** Begin PROVIDED DATA **
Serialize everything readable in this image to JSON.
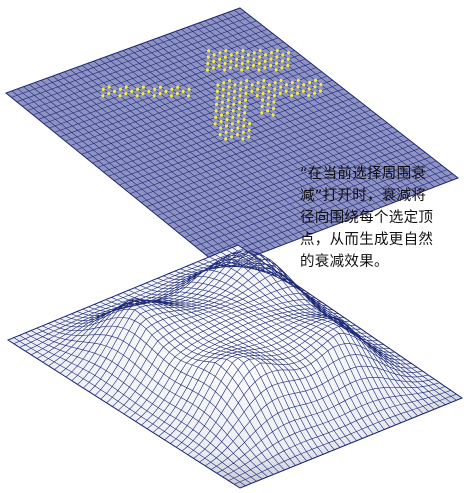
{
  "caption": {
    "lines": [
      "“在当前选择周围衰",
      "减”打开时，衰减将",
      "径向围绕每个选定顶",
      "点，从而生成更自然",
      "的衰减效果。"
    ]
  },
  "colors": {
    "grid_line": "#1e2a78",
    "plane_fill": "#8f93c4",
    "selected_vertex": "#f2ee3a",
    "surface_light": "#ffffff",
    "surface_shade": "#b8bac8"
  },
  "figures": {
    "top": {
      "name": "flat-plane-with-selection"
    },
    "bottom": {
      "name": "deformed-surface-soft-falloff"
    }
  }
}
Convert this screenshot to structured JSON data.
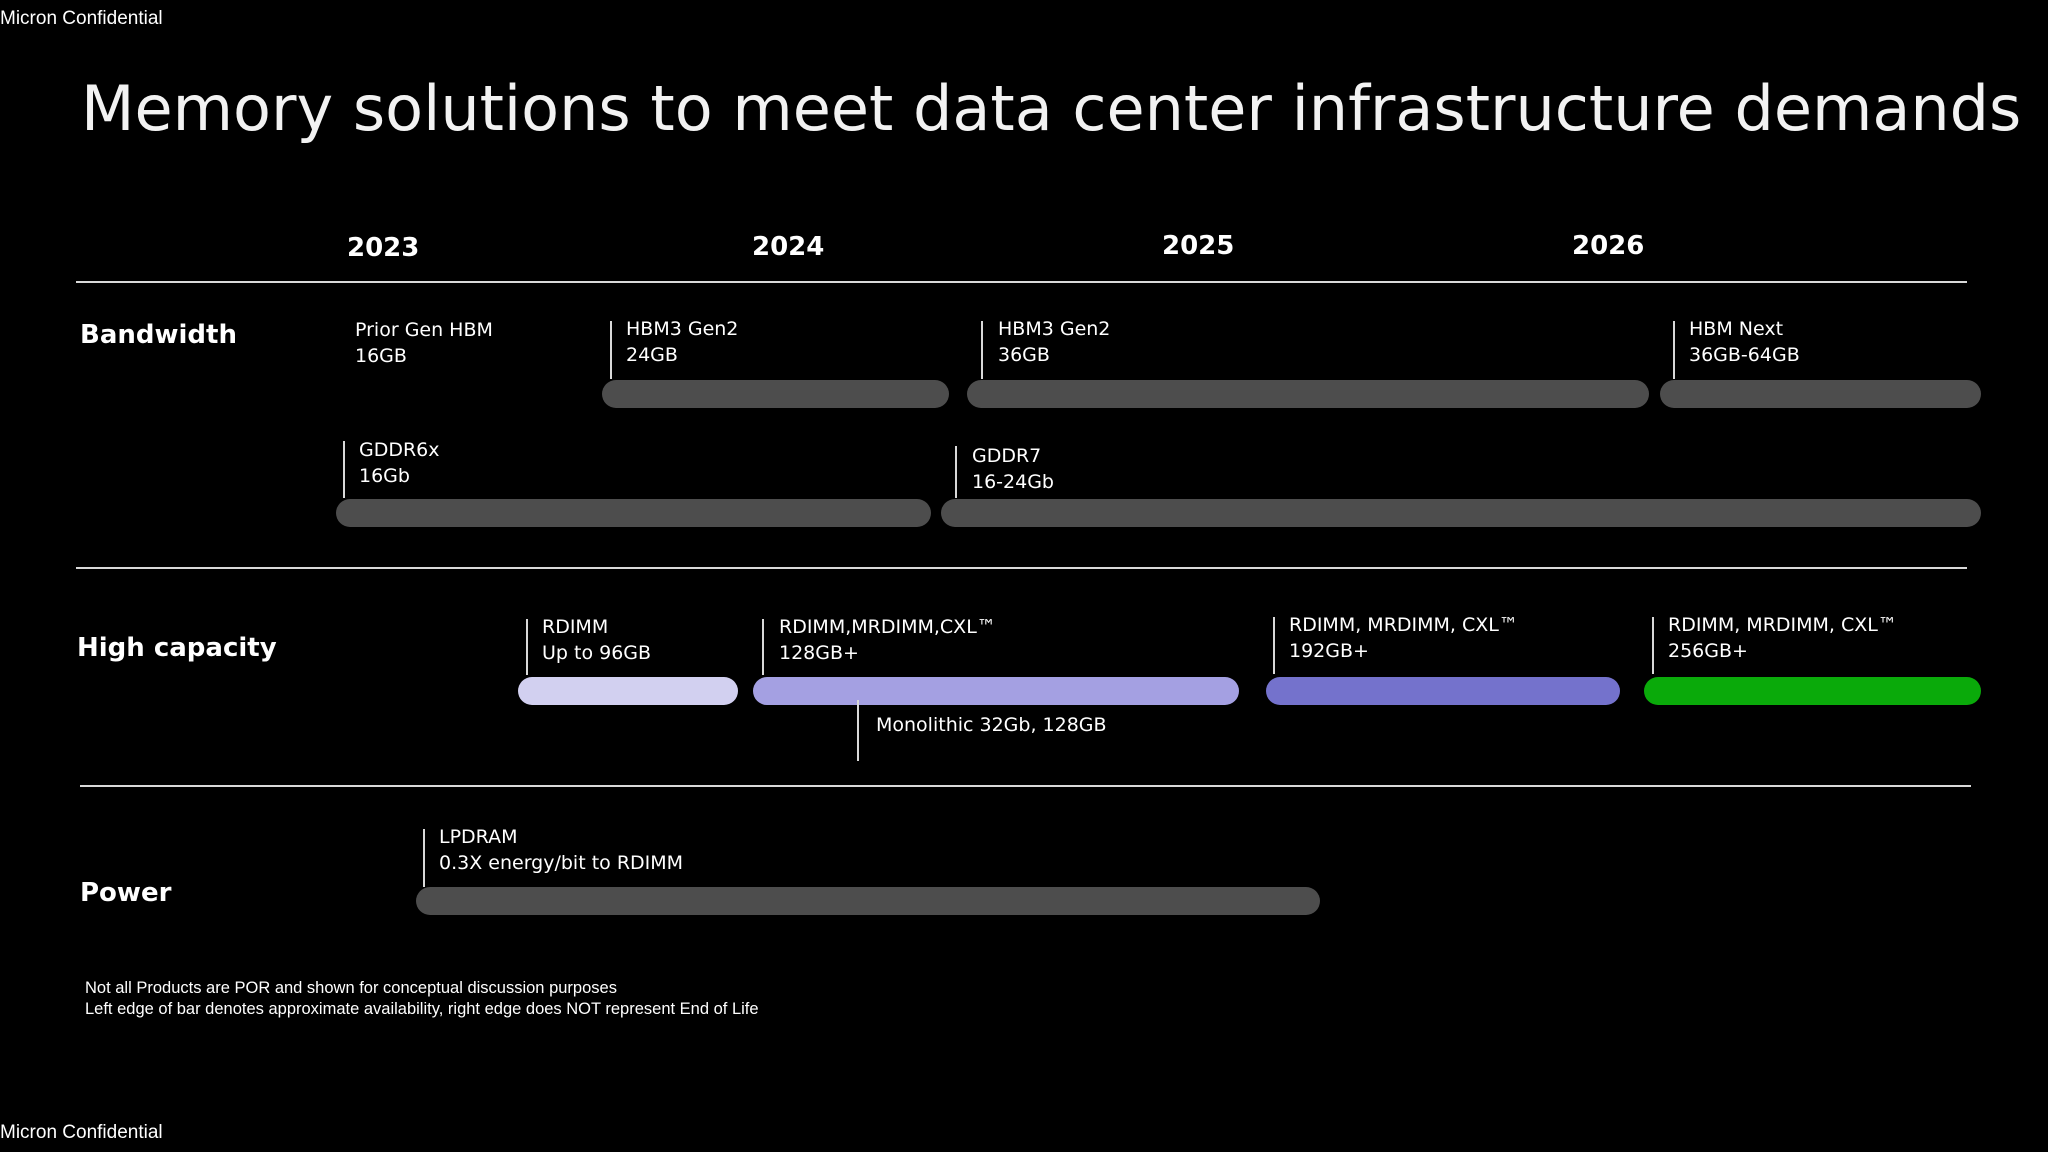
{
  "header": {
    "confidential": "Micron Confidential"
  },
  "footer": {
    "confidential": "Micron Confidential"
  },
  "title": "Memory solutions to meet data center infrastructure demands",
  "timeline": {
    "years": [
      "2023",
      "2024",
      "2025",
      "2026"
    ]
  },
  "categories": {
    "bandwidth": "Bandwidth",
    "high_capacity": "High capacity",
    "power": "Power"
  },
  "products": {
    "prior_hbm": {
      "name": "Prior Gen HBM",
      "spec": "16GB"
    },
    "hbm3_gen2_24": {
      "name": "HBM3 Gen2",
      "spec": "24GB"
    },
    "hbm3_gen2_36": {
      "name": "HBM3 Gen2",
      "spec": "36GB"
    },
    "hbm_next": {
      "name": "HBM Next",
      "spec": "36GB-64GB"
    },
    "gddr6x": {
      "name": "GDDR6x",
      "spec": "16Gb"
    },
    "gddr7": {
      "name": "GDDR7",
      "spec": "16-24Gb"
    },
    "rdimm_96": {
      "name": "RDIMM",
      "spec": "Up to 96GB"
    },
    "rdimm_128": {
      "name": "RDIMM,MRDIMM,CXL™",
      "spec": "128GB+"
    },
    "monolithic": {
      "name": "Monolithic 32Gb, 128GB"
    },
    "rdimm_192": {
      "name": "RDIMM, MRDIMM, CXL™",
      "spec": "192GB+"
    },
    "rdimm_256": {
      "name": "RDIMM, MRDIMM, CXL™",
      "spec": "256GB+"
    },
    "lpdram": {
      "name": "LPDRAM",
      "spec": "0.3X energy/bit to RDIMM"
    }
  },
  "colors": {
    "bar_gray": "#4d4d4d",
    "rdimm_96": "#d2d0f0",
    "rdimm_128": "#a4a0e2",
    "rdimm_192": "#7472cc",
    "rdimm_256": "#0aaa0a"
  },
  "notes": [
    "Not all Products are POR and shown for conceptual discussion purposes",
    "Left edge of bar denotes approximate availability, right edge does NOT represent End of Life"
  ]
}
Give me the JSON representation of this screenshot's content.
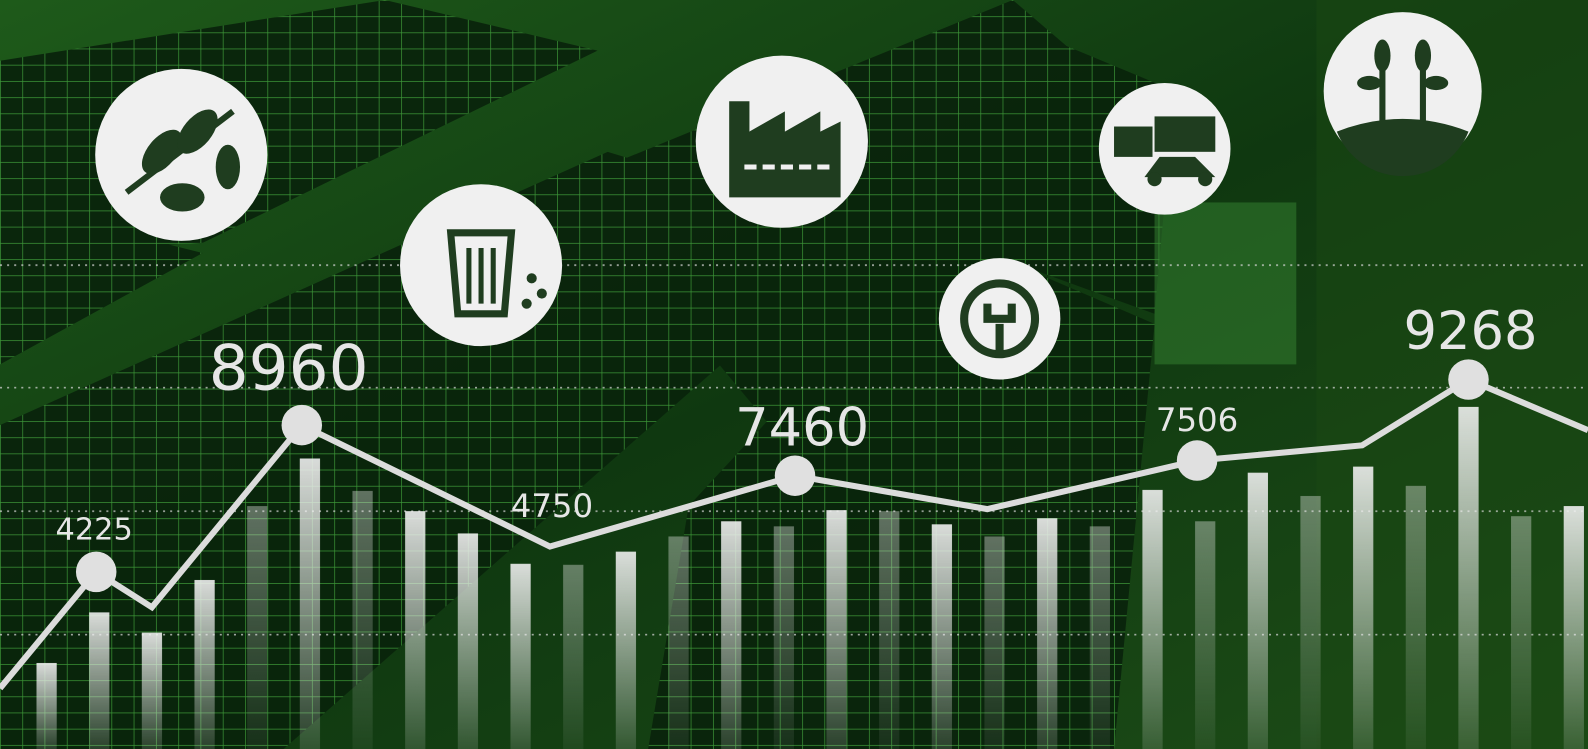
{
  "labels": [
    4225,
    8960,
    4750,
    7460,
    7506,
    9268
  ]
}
** End PROVIDED DATA **
PROBLEM TO SOLVE: Find each line in the records holding the string "screenshot" and show it.

EXERCISE OUTPUT:
Convert this screenshot to structured JSON data.
Give me the JSON representation of this screenshot's content.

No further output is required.